DIRECTIONS
Reproduce the listing below exactly, minus its pictures.

INPUT FOR THIS TASK

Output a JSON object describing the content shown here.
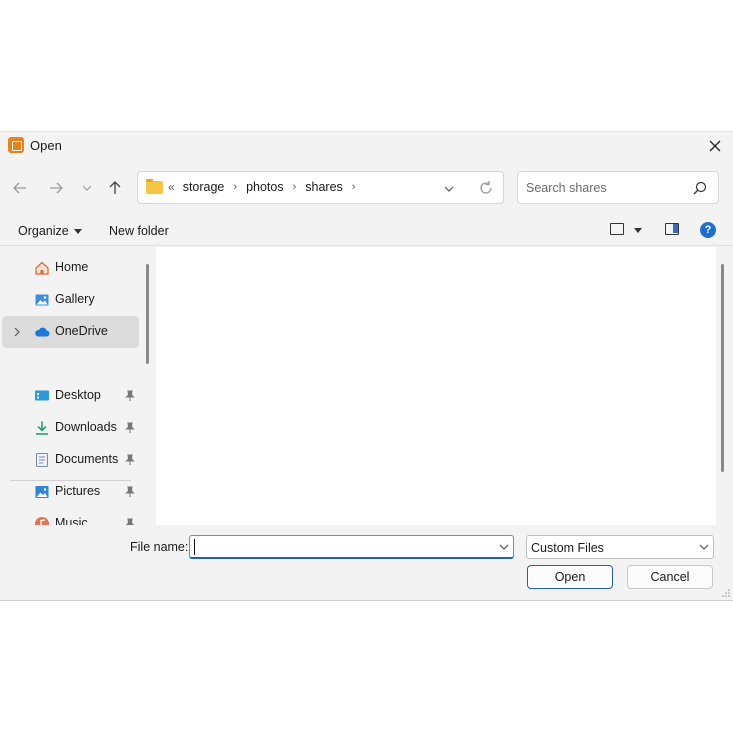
{
  "window": {
    "title": "Open",
    "app_icon": "document-app-icon",
    "close_icon": "close-icon"
  },
  "nav": {
    "back_icon": "arrow-left-icon",
    "forward_icon": "arrow-right-icon",
    "recent_icon": "chevron-down-icon",
    "up_icon": "arrow-up-icon"
  },
  "address": {
    "overflow": "«",
    "breadcrumbs": [
      "storage",
      "photos",
      "shares"
    ],
    "separator": "›"
  },
  "search": {
    "placeholder": "Search shares"
  },
  "toolbar": {
    "organize_label": "Organize",
    "new_folder_label": "New folder",
    "help_label": "?"
  },
  "sidebar": {
    "items": [
      {
        "label": "Home",
        "icon": "home-icon"
      },
      {
        "label": "Gallery",
        "icon": "gallery-icon"
      },
      {
        "label": "OneDrive",
        "icon": "cloud-icon",
        "selected": true
      },
      {
        "label": "Desktop",
        "icon": "desktop-icon",
        "pinned": true
      },
      {
        "label": "Downloads",
        "icon": "download-icon",
        "pinned": true
      },
      {
        "label": "Documents",
        "icon": "documents-icon",
        "pinned": true
      },
      {
        "label": "Pictures",
        "icon": "pictures-icon",
        "pinned": true
      },
      {
        "label": "Music",
        "icon": "music-icon",
        "pinned": true
      }
    ]
  },
  "footer": {
    "file_name_label": "File name:",
    "file_name_value": "",
    "file_type_selected": "Custom Files",
    "open_label": "Open",
    "cancel_label": "Cancel"
  },
  "colors": {
    "accent": "#1f5fb4",
    "dialog_bg": "#f3f3f3",
    "selected_bg": "#dcdcdc",
    "folder": "#f6c542"
  }
}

ANSWER
Output a JSON object describing the content shown here.
{
  "window": {
    "title": "Open",
    "app_icon": "document-app-icon",
    "close_icon": "close-icon"
  },
  "nav": {
    "back_icon": "arrow-left-icon",
    "forward_icon": "arrow-right-icon",
    "recent_icon": "chevron-down-icon",
    "up_icon": "arrow-up-icon"
  },
  "address": {
    "overflow": "«",
    "breadcrumbs": [
      "storage",
      "photos",
      "shares"
    ],
    "separator": "›"
  },
  "search": {
    "placeholder": "Search shares"
  },
  "toolbar": {
    "organize_label": "Organize",
    "new_folder_label": "New folder",
    "help_label": "?"
  },
  "sidebar": {
    "items": [
      {
        "label": "Home",
        "icon": "home-icon"
      },
      {
        "label": "Gallery",
        "icon": "gallery-icon"
      },
      {
        "label": "OneDrive",
        "icon": "cloud-icon",
        "selected": true
      },
      {
        "label": "Desktop",
        "icon": "desktop-icon",
        "pinned": true
      },
      {
        "label": "Downloads",
        "icon": "download-icon",
        "pinned": true
      },
      {
        "label": "Documents",
        "icon": "documents-icon",
        "pinned": true
      },
      {
        "label": "Pictures",
        "icon": "pictures-icon",
        "pinned": true
      },
      {
        "label": "Music",
        "icon": "music-icon",
        "pinned": true
      }
    ]
  },
  "footer": {
    "file_name_label": "File name:",
    "file_name_value": "",
    "file_type_selected": "Custom Files",
    "open_label": "Open",
    "cancel_label": "Cancel"
  },
  "colors": {
    "accent": "#1f5fb4",
    "dialog_bg": "#f3f3f3",
    "selected_bg": "#dcdcdc",
    "folder": "#f6c542"
  }
}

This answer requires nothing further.